▶ Challenge:
Copy every line of the data in which the word "本小题满分" occurs.

▶ Record set:
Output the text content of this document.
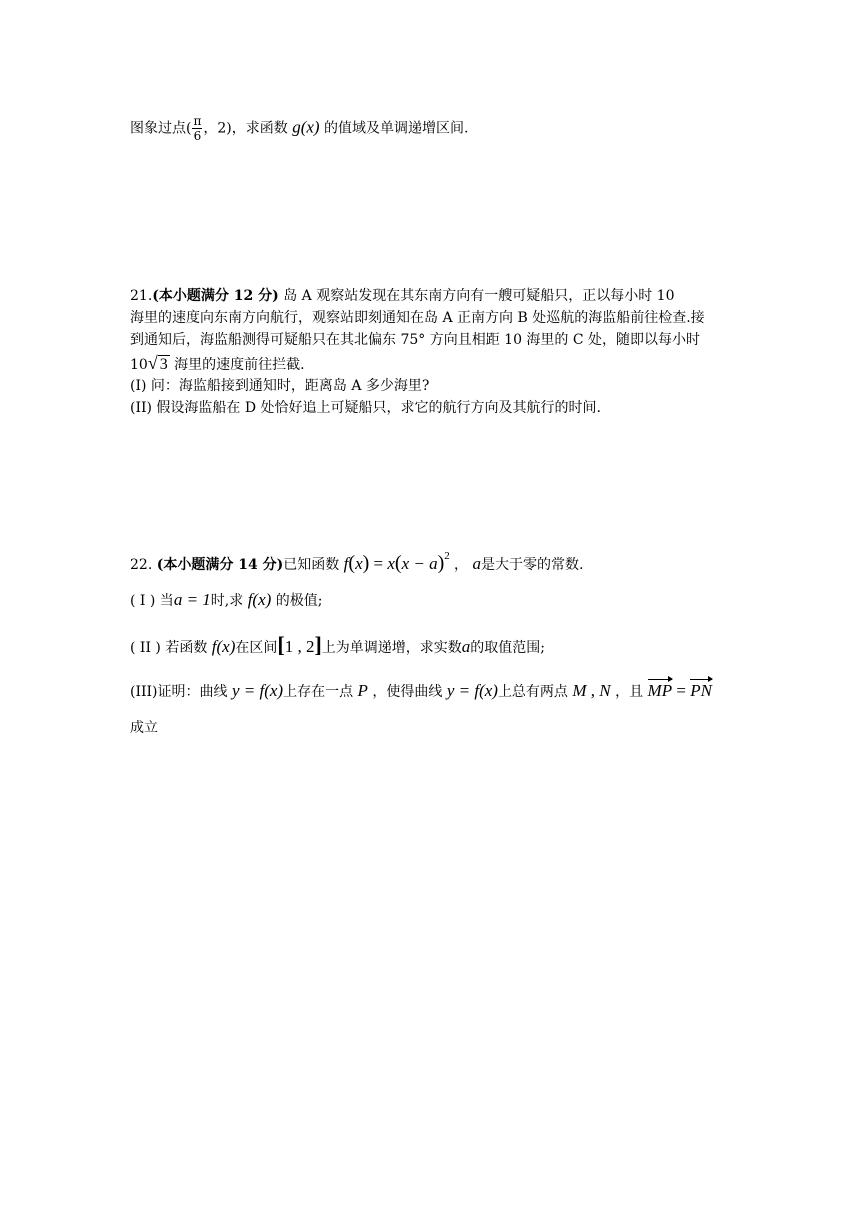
图象过点( $\frac{\pi}{6}$ ，2)，求函数 g(x) 的值域及单调递增区间.
21.(本小题满分 12 分) 岛 A 观察站发现在其东南方向有一艘可疑船只，正以每小时 10
海里的速度向东南方向航行，观察站即刻通知在岛 A 正南方向 B 处巡航的海监船前往检查.接
到通知后，海监船测得可疑船只在其北偏东 75° 方向且相距 10 海里的 C 处，随即以每小时
10√ 3 海里的速度前往拦截.
(I) 问：海监船接到通知时，距离岛 A 多少海里?
(II) 假设海监船在 D 处恰好追上可疑船只，求它的航行方向及其航行的时间.
22. (本小题满分 14 分)已知函数 $f(x) = x(x - a)^2$ ， a是大于零的常数.
( I ) 当a = 1时,求 f(x) 的极值;
( II ) 若函数 f(x)在区间[1 , 2]上为单调递增，求实数a的取值范围;
(III)证明：曲线 y = f(x)上存在一点 P ，使得曲线 y = f(x)上总有两点 M , N ，且 MP = PN
成立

▶ Exercise output:
21.(本小题满分 12 分) 岛 A 观察站发现在其东南方向有一艘可疑船只，正以每小时 10
22. (本小题满分 14 分)已知函数 $f(x) = x(x - a)^2$ ， a是大于零的常数.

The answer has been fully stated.